**About this task**: Each line that includes the word "ndomain" should be copied from the records.

**** Given information ****

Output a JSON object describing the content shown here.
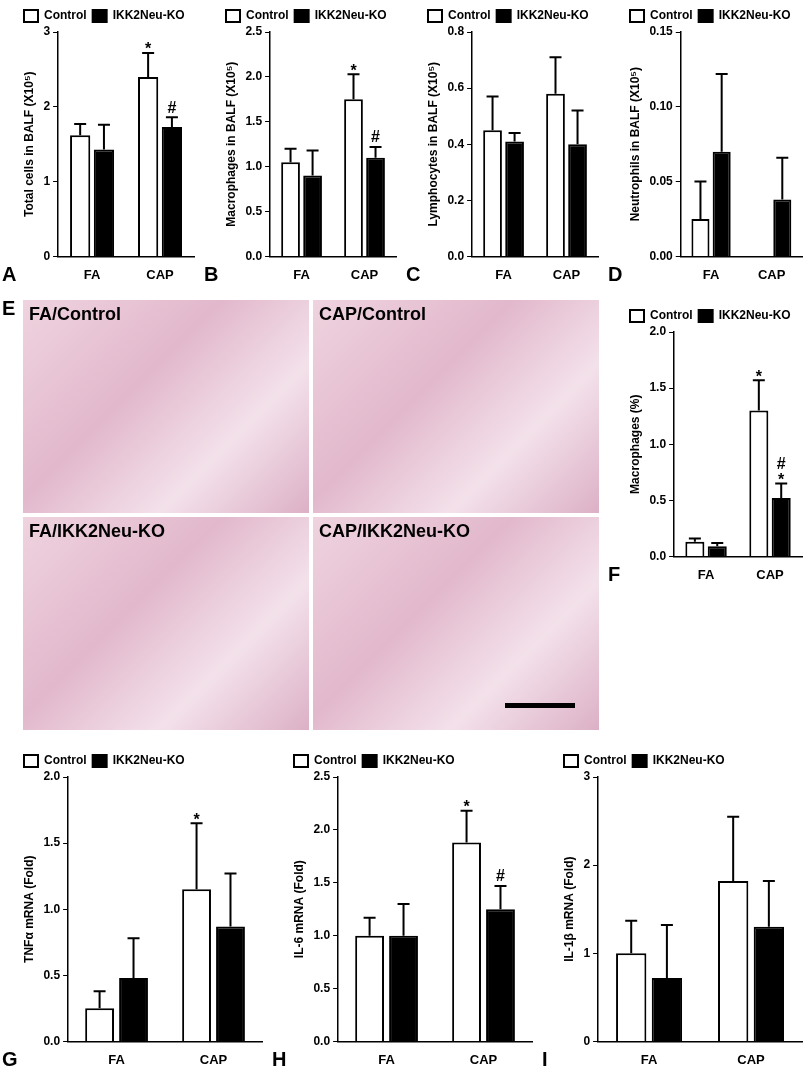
{
  "chart_data": [
    {
      "panel_label": "A",
      "type": "bar",
      "y_label": "Total cells in BALF (X10⁵)",
      "categories": [
        "FA",
        "CAP"
      ],
      "ylim": [
        0,
        3
      ],
      "yticks": [
        0,
        1,
        2,
        3
      ],
      "grid": false,
      "legend": "top-left",
      "series": [
        {
          "name": "Control",
          "color": "#ffffff",
          "values": [
            1.62,
            2.4
          ],
          "errors": [
            0.15,
            0.32
          ],
          "annotations": [
            null,
            [
              "*"
            ]
          ]
        },
        {
          "name": "IKK2Neu-KO",
          "color": "#000000",
          "values": [
            1.43,
            1.73
          ],
          "errors": [
            0.33,
            0.13
          ],
          "annotations": [
            null,
            [
              "#"
            ]
          ]
        }
      ]
    },
    {
      "panel_label": "B",
      "type": "bar",
      "y_label": "Macrophages in BALF (X10⁵)",
      "categories": [
        "FA",
        "CAP"
      ],
      "ylim": [
        0,
        2.5
      ],
      "yticks": [
        {
          "value": 0,
          "label": "0.0"
        },
        0.5,
        {
          "value": 1,
          "label": "1.0"
        },
        1.5,
        {
          "value": 2,
          "label": "2.0"
        },
        2.5
      ],
      "grid": false,
      "legend": "top-left",
      "series": [
        {
          "name": "Control",
          "color": "#ffffff",
          "values": [
            1.05,
            1.75
          ],
          "errors": [
            0.15,
            0.28
          ],
          "annotations": [
            null,
            [
              "*"
            ]
          ]
        },
        {
          "name": "IKK2Neu-KO",
          "color": "#000000",
          "values": [
            0.9,
            1.1
          ],
          "errors": [
            0.28,
            0.12
          ],
          "annotations": [
            null,
            [
              "#"
            ]
          ]
        }
      ]
    },
    {
      "panel_label": "C",
      "type": "bar",
      "y_label": "Lymphocytes in BALF (X10⁵)",
      "categories": [
        "FA",
        "CAP"
      ],
      "ylim": [
        0,
        0.8
      ],
      "yticks": [
        {
          "value": 0,
          "label": "0.0"
        },
        0.2,
        0.4,
        0.6,
        0.8
      ],
      "grid": false,
      "legend": "top-left",
      "series": [
        {
          "name": "Control",
          "color": "#ffffff",
          "values": [
            0.45,
            0.58
          ],
          "errors": [
            0.12,
            0.13
          ],
          "annotations": [
            null,
            null
          ]
        },
        {
          "name": "IKK2Neu-KO",
          "color": "#000000",
          "values": [
            0.41,
            0.4
          ],
          "errors": [
            0.03,
            0.12
          ],
          "annotations": [
            null,
            null
          ]
        }
      ]
    },
    {
      "panel_label": "D",
      "type": "bar",
      "y_label": "Neutrophils in BALF (X10⁵)",
      "categories": [
        "FA",
        "CAP"
      ],
      "ylim": [
        0,
        0.15
      ],
      "yticks": [
        {
          "value": 0,
          "label": "0.00"
        },
        {
          "value": 0.05,
          "label": "0.05"
        },
        {
          "value": 0.1,
          "label": "0.10"
        },
        {
          "value": 0.15,
          "label": "0.15"
        }
      ],
      "grid": false,
      "legend": "top-left",
      "series": [
        {
          "name": "Control",
          "color": "#ffffff",
          "values": [
            0.025,
            0
          ],
          "errors": [
            0.025,
            null
          ],
          "annotations": [
            null,
            null
          ]
        },
        {
          "name": "IKK2Neu-KO",
          "color": "#000000",
          "values": [
            0.07,
            0.038
          ],
          "errors": [
            0.052,
            0.028
          ],
          "annotations": [
            null,
            null
          ]
        }
      ]
    },
    {
      "panel_label": "F",
      "type": "bar",
      "y_label": "Macrophages (%)",
      "categories": [
        "FA",
        "CAP"
      ],
      "ylim": [
        0,
        2
      ],
      "yticks": [
        {
          "value": 0,
          "label": "0.0"
        },
        0.5,
        {
          "value": 1,
          "label": "1.0"
        },
        1.5,
        {
          "value": 2,
          "label": "2.0"
        }
      ],
      "grid": false,
      "legend": "top-left",
      "series": [
        {
          "name": "Control",
          "color": "#ffffff",
          "values": [
            0.13,
            1.3
          ],
          "errors": [
            0.03,
            0.27
          ],
          "annotations": [
            null,
            [
              "*"
            ]
          ]
        },
        {
          "name": "IKK2Neu-KO",
          "color": "#000000",
          "values": [
            0.09,
            0.52
          ],
          "errors": [
            0.03,
            0.13
          ],
          "annotations": [
            null,
            [
              "#",
              "*"
            ]
          ]
        }
      ]
    },
    {
      "panel_label": "G",
      "type": "bar",
      "y_label": "TNFα mRNA (Fold)",
      "categories": [
        "FA",
        "CAP"
      ],
      "ylim": [
        0,
        2
      ],
      "yticks": [
        {
          "value": 0,
          "label": "0.0"
        },
        0.5,
        {
          "value": 1,
          "label": "1.0"
        },
        1.5,
        {
          "value": 2,
          "label": "2.0"
        }
      ],
      "grid": false,
      "legend": "top-left",
      "series": [
        {
          "name": "Control",
          "color": "#ffffff",
          "values": [
            0.25,
            1.15
          ],
          "errors": [
            0.13,
            0.5
          ],
          "annotations": [
            null,
            [
              "*"
            ]
          ]
        },
        {
          "name": "IKK2Neu-KO",
          "color": "#000000",
          "values": [
            0.48,
            0.87
          ],
          "errors": [
            0.3,
            0.4
          ],
          "annotations": [
            null,
            null
          ]
        }
      ]
    },
    {
      "panel_label": "H",
      "type": "bar",
      "y_label": "IL-6 mRNA (Fold)",
      "categories": [
        "FA",
        "CAP"
      ],
      "ylim": [
        0,
        2.5
      ],
      "yticks": [
        {
          "value": 0,
          "label": "0.0"
        },
        0.5,
        {
          "value": 1,
          "label": "1.0"
        },
        1.5,
        {
          "value": 2,
          "label": "2.0"
        },
        2.5
      ],
      "grid": false,
      "legend": "top-left",
      "series": [
        {
          "name": "Control",
          "color": "#ffffff",
          "values": [
            1.0,
            1.88
          ],
          "errors": [
            0.17,
            0.3
          ],
          "annotations": [
            null,
            [
              "*"
            ]
          ]
        },
        {
          "name": "IKK2Neu-KO",
          "color": "#000000",
          "values": [
            1.0,
            1.25
          ],
          "errors": [
            0.3,
            0.22
          ],
          "annotations": [
            null,
            [
              "#"
            ]
          ]
        }
      ]
    },
    {
      "panel_label": "I",
      "type": "bar",
      "y_label": "IL-1β mRNA (Fold)",
      "categories": [
        "FA",
        "CAP"
      ],
      "ylim": [
        0,
        3
      ],
      "yticks": [
        0,
        1,
        2,
        3
      ],
      "grid": false,
      "legend": "top-left",
      "series": [
        {
          "name": "Control",
          "color": "#ffffff",
          "values": [
            1.0,
            1.82
          ],
          "errors": [
            0.37,
            0.73
          ],
          "annotations": [
            null,
            null
          ]
        },
        {
          "name": "IKK2Neu-KO",
          "color": "#000000",
          "values": [
            0.72,
            1.3
          ],
          "errors": [
            0.6,
            0.52
          ],
          "annotations": [
            null,
            null
          ]
        }
      ]
    }
  ],
  "image_panel": {
    "panel_label": "E",
    "images": [
      "FA/Control",
      "CAP/Control",
      "FA/IKK2Neu-KO",
      "CAP/IKK2Neu-KO"
    ]
  }
}
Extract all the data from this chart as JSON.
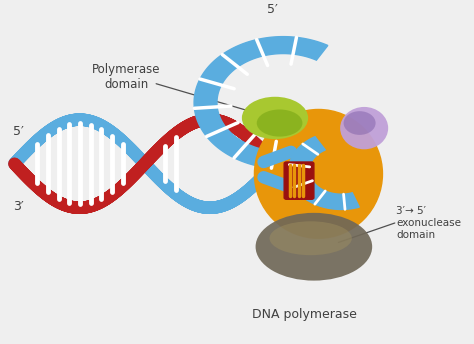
{
  "bg_color": "#efefef",
  "dna_blue": "#5AADDF",
  "dna_blue_dark": "#4898cc",
  "dna_red": "#c02020",
  "enzyme_orange": "#e8960a",
  "enzyme_green_light": "#a8c830",
  "enzyme_green_dark": "#70a010",
  "enzyme_purple_light": "#c0a0d8",
  "enzyme_purple_dark": "#8060a8",
  "enzyme_dark_blob": "#706858",
  "enzyme_dark_blob2": "#a09060",
  "label_color": "#404040",
  "line_color": "#505050",
  "title": "DNA polymerase",
  "label_polymerase": "Polymerase\ndomain",
  "label_exo": "3′→ 5′\nexonuclease\ndomain",
  "label_5prime_top": "5′",
  "label_5prime_left": "5′",
  "label_3prime_left": "3′"
}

****

**Exercise output**:
  "label_polymerase": "Polymerase\ndomain",
  "label_exo": "3′→ 5′\nexonuclease\ndomain",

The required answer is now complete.